_Exercise details:_
Copy every line from the records below that holds the word "Calibri".

>>>>>

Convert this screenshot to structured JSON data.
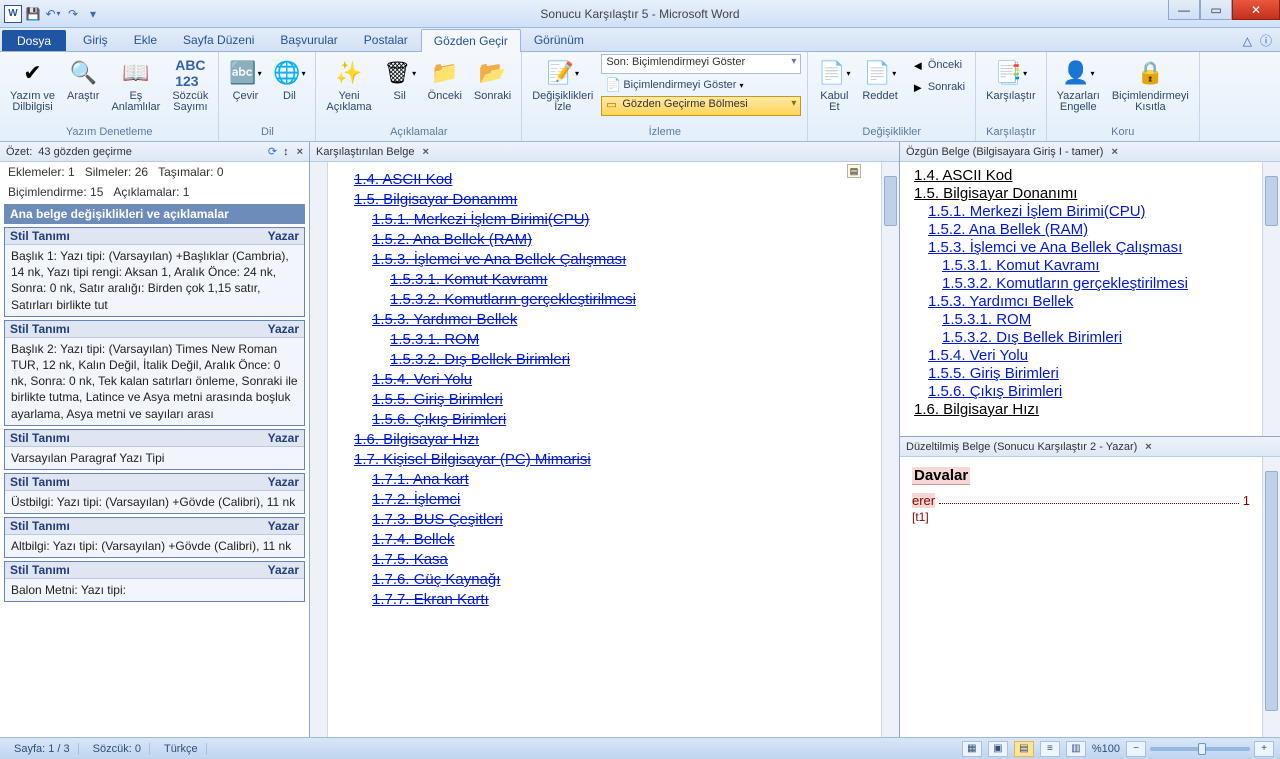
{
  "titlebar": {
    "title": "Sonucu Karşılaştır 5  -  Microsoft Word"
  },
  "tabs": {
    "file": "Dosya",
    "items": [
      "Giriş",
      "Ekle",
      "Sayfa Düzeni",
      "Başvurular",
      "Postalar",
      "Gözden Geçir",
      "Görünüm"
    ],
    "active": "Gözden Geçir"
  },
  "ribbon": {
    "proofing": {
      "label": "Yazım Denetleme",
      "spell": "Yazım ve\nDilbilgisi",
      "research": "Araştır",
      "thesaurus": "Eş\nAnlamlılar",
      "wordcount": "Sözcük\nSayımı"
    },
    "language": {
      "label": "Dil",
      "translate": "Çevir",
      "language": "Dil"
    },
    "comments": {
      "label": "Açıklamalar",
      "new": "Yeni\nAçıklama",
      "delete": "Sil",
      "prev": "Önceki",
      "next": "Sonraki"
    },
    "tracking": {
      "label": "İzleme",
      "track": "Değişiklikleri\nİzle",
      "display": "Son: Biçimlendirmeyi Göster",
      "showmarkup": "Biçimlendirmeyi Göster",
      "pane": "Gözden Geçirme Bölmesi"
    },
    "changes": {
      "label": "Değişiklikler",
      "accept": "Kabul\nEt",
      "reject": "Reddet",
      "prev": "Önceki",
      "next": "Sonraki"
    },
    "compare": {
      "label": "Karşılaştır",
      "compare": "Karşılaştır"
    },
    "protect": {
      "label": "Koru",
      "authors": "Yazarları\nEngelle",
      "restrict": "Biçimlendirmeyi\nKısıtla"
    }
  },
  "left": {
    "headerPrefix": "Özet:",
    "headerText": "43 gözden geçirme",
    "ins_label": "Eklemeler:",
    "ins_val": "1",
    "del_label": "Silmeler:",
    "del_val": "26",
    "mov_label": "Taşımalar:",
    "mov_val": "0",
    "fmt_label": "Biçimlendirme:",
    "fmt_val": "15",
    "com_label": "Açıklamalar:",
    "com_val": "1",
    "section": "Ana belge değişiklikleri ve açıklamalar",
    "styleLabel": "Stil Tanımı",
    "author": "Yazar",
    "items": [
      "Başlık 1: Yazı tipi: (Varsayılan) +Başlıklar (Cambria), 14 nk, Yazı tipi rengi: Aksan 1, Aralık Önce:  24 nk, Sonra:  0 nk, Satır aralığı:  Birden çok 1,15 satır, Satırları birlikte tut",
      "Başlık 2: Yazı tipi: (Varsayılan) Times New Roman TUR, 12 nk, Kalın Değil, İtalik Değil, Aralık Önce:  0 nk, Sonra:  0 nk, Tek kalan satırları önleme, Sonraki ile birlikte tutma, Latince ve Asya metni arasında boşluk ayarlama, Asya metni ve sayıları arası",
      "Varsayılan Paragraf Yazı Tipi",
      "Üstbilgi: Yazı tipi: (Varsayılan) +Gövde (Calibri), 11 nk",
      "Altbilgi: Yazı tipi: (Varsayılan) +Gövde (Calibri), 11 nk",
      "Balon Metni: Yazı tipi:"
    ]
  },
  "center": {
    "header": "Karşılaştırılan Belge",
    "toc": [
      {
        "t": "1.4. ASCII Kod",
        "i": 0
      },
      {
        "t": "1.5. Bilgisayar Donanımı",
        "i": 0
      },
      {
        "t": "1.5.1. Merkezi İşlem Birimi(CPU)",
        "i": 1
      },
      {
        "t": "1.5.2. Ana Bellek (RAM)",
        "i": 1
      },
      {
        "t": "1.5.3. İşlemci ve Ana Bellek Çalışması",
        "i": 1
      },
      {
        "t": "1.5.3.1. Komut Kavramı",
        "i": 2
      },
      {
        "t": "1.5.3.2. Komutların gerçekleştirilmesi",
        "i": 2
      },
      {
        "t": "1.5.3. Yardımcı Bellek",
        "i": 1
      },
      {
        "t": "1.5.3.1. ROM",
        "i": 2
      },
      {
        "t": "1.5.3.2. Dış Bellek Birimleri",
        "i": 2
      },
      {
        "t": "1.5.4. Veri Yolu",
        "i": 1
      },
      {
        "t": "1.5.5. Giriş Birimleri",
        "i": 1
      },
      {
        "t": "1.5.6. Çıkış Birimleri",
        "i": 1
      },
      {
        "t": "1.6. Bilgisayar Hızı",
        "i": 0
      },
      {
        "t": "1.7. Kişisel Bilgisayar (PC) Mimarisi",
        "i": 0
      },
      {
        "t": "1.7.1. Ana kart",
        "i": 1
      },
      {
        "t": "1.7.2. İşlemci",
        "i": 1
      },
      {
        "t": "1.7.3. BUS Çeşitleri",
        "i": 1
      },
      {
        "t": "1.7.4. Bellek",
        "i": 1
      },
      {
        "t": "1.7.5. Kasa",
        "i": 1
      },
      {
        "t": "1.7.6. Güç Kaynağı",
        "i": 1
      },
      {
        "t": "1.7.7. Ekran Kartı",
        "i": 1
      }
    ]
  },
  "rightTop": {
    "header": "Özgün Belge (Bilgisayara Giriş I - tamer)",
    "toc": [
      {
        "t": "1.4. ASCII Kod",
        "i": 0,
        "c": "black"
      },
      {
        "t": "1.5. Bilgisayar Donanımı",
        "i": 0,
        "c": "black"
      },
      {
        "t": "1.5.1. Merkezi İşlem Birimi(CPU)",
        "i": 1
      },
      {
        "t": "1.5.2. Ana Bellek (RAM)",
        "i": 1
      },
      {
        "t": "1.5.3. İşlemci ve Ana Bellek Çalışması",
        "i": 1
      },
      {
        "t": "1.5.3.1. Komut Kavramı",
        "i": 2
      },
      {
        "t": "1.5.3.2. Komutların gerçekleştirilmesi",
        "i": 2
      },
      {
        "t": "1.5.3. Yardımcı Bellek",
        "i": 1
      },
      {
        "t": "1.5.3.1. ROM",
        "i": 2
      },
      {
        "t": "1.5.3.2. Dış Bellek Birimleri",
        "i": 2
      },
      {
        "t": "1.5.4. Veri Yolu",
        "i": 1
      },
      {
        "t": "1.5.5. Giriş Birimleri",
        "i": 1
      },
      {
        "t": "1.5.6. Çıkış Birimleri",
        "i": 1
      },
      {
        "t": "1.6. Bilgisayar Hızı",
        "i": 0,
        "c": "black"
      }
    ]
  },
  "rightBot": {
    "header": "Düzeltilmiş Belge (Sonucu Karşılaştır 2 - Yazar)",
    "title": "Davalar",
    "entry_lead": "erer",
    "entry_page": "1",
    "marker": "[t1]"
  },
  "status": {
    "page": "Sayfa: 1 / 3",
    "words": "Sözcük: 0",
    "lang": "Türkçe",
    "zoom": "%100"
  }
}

<<<<<

_Solution to this problem:_
      "Üstbilgi: Yazı tipi: (Varsayılan) +Gövde (Calibri), 11 nk",
      "Altbilgi: Yazı tipi: (Varsayılan) +Gövde (Calibri), 11 nk",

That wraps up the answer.